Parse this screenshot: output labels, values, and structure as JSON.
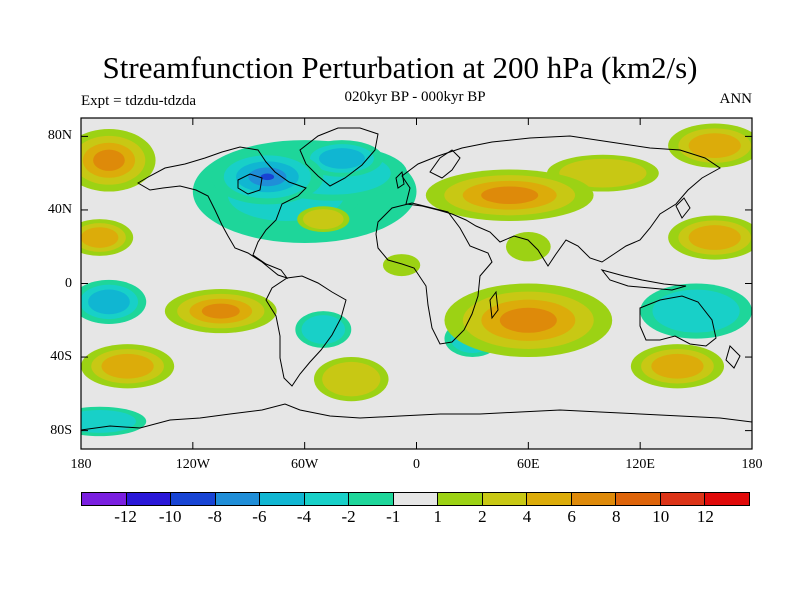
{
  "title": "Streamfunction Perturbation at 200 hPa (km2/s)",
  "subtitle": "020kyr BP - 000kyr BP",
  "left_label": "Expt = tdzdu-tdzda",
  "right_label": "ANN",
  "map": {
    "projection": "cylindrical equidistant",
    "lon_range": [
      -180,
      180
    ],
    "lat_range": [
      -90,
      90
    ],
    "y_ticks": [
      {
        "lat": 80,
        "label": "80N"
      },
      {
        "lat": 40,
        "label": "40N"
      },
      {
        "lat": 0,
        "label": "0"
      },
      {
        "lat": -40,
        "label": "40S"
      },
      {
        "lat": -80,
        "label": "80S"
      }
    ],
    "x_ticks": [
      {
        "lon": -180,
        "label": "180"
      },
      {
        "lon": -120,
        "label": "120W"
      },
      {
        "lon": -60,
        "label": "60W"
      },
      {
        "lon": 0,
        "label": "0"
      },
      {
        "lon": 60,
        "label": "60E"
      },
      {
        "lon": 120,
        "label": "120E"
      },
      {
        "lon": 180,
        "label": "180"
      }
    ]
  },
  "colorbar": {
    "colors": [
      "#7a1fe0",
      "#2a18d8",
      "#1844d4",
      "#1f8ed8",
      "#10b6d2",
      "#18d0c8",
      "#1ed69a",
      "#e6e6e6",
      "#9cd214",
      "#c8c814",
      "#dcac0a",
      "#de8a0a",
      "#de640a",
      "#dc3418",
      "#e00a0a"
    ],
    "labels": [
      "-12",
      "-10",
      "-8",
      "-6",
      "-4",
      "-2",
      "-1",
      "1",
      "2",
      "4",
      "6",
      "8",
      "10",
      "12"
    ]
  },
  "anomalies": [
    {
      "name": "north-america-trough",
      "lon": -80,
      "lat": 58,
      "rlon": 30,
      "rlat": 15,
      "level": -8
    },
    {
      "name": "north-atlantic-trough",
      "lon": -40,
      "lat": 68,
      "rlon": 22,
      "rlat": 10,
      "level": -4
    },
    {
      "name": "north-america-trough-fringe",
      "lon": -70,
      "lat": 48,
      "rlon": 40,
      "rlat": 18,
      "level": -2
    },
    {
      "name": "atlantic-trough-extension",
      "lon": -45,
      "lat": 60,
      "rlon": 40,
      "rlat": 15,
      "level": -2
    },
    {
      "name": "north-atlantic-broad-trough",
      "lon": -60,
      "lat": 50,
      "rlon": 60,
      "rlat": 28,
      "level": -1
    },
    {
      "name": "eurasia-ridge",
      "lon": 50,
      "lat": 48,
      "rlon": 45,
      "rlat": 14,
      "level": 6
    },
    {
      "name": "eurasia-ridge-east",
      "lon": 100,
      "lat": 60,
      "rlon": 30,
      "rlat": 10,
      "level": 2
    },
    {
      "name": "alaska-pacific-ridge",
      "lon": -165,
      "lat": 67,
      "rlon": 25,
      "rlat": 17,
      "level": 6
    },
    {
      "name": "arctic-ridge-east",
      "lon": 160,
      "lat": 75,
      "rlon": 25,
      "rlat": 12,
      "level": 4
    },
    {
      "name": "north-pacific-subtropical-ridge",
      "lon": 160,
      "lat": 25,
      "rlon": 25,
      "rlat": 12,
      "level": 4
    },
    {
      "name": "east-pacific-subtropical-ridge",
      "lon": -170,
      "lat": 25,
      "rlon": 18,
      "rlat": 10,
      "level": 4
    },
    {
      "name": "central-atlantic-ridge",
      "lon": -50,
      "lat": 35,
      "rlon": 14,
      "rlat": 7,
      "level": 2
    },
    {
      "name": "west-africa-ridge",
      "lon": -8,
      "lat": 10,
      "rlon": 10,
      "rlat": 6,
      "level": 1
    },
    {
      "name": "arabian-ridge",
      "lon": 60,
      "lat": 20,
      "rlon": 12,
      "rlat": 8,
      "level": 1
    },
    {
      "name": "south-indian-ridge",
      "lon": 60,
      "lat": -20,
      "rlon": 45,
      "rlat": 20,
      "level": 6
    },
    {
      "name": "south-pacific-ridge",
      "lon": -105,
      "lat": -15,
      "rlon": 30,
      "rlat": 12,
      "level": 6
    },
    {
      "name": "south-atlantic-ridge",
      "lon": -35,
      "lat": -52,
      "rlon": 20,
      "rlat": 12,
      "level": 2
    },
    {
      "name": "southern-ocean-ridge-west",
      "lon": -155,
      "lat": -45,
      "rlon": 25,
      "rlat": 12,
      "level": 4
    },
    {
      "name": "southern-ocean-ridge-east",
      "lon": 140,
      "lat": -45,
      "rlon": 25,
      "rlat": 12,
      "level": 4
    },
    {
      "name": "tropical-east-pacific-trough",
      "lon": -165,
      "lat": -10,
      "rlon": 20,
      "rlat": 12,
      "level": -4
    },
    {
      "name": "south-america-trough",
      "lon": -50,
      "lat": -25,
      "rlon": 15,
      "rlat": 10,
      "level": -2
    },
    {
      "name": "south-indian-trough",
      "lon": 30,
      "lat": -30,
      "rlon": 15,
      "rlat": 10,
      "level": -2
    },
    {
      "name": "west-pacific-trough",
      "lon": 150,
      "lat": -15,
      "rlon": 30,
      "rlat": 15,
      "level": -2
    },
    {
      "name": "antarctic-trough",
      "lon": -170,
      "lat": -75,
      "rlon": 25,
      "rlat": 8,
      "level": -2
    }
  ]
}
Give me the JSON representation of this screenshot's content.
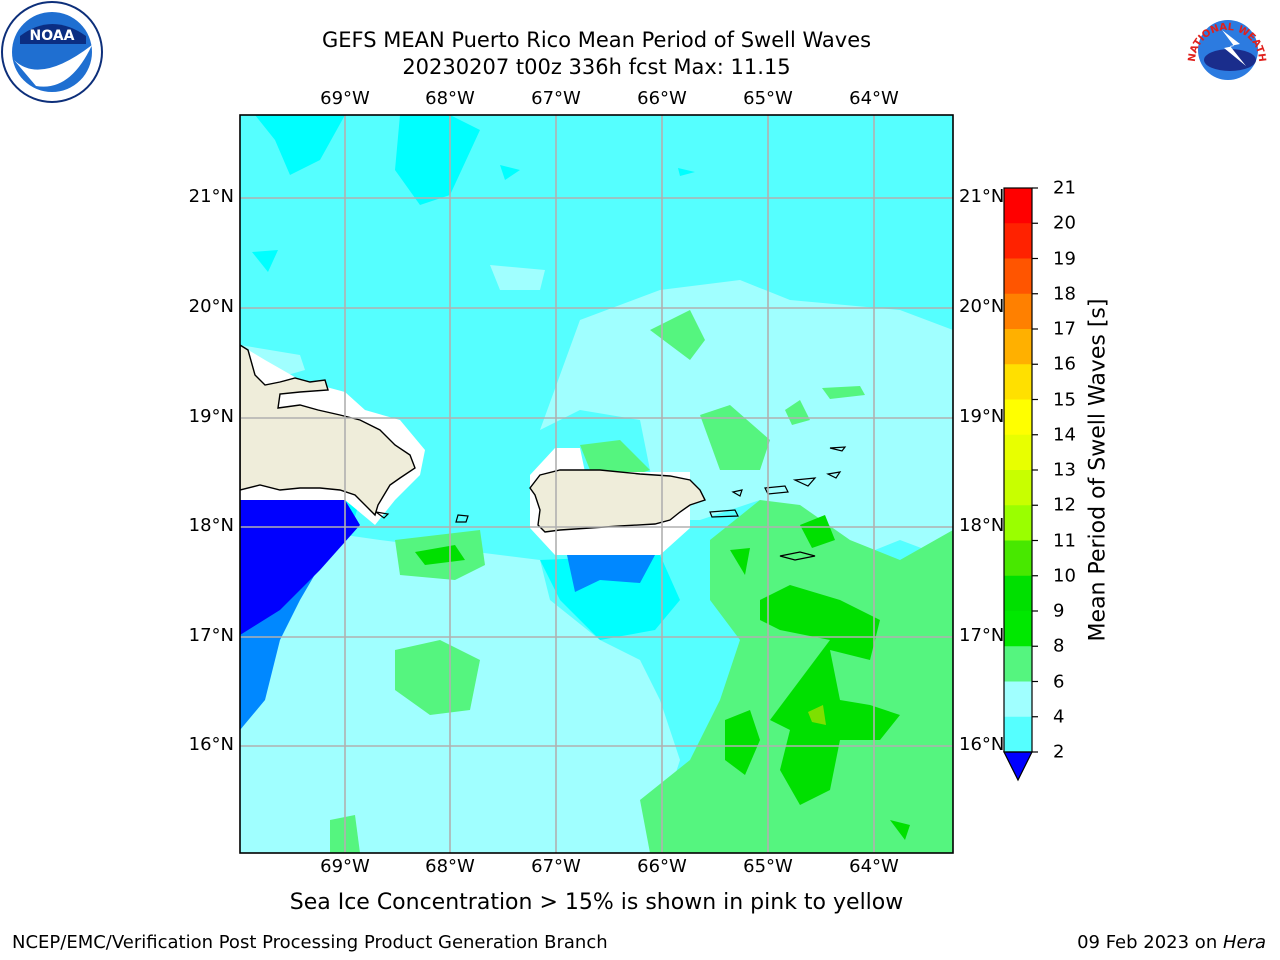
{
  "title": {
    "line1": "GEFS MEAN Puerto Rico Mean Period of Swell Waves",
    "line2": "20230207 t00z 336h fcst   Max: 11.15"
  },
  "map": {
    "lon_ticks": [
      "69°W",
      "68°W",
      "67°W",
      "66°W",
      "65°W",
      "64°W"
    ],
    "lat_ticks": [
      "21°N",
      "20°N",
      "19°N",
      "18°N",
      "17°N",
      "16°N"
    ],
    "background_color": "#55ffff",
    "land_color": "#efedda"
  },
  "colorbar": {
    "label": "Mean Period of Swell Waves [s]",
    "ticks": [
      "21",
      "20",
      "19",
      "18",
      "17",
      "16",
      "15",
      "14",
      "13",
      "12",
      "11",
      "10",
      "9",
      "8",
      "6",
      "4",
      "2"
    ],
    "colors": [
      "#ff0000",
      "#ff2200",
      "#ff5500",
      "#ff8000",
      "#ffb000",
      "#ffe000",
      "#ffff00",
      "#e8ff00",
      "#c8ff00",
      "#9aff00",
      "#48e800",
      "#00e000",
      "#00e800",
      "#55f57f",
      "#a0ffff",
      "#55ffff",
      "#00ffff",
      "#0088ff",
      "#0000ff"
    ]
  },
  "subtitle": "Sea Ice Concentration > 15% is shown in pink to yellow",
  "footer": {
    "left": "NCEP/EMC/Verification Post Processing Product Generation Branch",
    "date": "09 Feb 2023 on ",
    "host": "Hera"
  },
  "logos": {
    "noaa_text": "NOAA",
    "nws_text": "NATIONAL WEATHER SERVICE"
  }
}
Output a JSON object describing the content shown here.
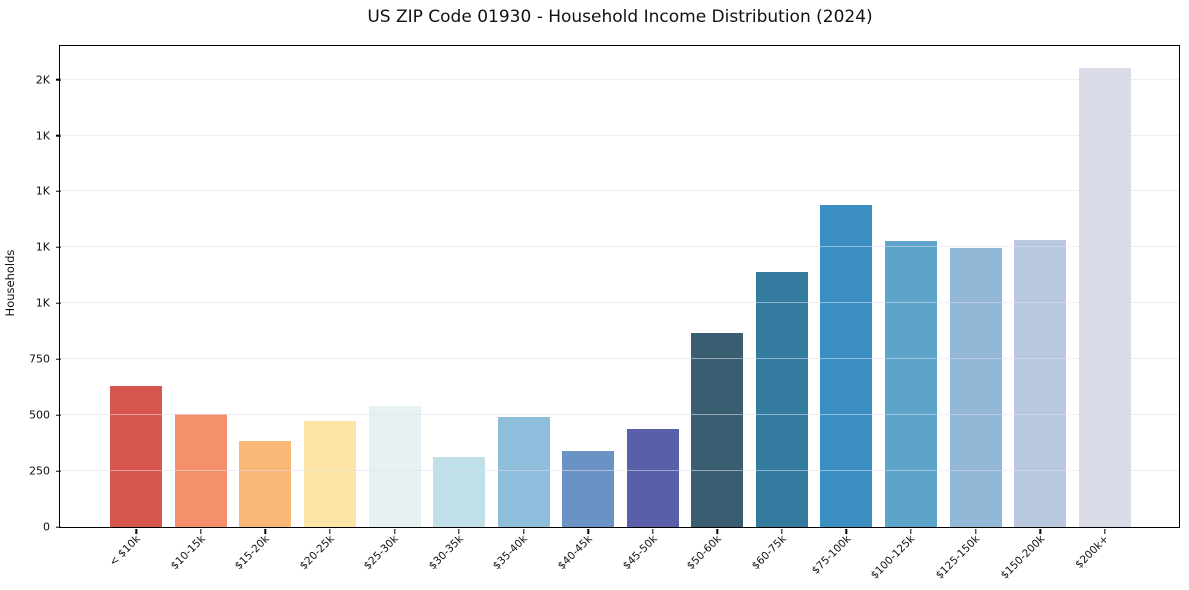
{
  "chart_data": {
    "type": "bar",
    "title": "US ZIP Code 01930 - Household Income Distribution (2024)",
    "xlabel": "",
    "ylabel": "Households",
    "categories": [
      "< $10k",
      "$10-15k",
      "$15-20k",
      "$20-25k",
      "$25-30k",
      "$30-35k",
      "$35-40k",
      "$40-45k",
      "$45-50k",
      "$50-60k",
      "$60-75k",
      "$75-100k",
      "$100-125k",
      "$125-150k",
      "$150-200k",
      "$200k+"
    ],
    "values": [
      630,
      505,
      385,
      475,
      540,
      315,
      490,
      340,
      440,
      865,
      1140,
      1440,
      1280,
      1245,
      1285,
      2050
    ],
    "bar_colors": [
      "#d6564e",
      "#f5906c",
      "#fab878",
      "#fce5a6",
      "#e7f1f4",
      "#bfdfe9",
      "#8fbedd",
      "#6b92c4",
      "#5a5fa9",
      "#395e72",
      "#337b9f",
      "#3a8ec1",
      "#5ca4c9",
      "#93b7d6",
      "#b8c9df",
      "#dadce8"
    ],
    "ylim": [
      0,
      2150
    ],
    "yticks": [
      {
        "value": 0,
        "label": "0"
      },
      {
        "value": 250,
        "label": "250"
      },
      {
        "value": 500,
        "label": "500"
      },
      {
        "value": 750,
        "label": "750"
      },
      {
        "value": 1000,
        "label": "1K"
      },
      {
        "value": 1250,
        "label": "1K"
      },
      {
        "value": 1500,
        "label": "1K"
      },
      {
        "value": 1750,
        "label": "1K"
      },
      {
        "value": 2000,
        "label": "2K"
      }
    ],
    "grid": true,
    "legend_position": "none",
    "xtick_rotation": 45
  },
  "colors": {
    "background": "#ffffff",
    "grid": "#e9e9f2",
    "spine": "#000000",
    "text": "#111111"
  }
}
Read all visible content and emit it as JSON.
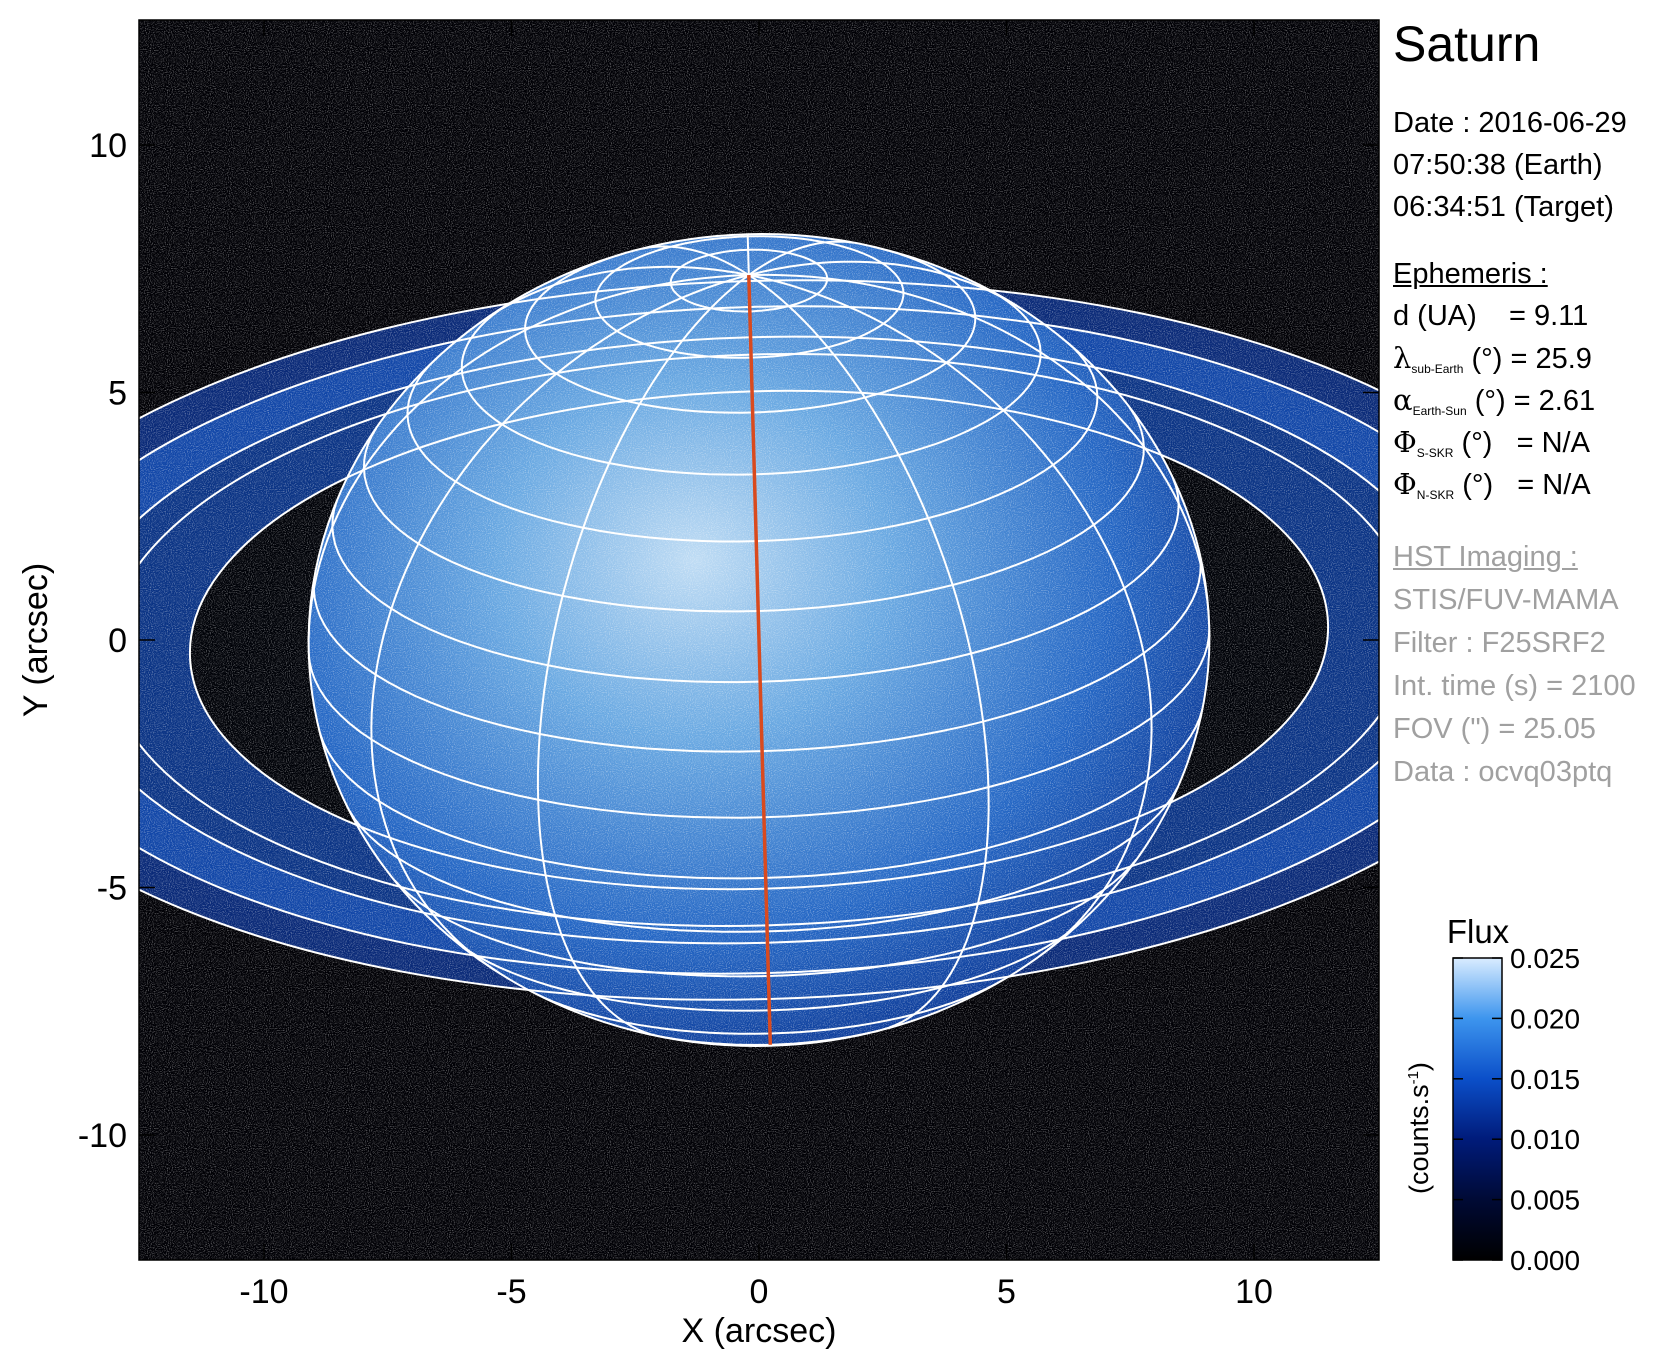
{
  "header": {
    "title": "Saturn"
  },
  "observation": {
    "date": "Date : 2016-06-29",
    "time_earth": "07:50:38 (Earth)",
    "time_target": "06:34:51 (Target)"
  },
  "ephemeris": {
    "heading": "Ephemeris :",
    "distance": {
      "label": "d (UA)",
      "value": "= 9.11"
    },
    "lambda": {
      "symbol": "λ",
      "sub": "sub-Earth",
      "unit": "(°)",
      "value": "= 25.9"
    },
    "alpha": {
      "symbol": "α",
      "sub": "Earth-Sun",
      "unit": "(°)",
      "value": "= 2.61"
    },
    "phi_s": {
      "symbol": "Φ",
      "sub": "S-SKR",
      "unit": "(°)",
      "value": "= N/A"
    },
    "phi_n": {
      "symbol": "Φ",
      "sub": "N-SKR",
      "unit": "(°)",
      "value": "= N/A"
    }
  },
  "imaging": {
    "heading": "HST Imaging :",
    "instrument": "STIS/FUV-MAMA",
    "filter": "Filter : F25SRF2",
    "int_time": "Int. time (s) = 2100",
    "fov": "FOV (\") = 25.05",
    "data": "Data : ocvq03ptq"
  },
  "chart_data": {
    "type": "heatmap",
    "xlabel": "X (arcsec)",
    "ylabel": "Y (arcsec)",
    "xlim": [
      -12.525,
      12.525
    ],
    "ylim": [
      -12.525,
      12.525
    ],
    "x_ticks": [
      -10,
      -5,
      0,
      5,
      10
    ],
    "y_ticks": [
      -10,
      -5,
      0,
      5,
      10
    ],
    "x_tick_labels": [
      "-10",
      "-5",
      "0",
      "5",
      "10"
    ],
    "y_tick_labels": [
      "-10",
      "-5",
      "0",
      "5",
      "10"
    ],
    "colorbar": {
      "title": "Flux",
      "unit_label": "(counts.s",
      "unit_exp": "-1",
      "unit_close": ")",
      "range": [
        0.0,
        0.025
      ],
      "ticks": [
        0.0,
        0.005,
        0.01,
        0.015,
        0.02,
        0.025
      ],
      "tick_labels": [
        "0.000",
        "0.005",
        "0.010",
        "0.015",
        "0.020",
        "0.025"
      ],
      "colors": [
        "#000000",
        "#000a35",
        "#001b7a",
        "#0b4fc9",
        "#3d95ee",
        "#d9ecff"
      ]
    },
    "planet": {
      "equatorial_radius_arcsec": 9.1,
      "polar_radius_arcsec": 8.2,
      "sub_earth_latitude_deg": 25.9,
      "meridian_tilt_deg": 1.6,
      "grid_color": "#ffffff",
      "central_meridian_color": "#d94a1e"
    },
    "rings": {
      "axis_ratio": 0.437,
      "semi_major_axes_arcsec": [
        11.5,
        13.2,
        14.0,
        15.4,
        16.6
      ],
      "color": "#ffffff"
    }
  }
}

━━━━━━━━━━━━━━━━━━━━

■ THE PROBLEM ■
List each line of the entries that holds the string "JSON".

■ WRITTEN RESPONSE ■
Parse this screenshot: output labels, values, and structure as JSON.
Give me the JSON representation of this screenshot's content.
Output a JSON object describing the content shown here.
Read all visible content and emit it as JSON.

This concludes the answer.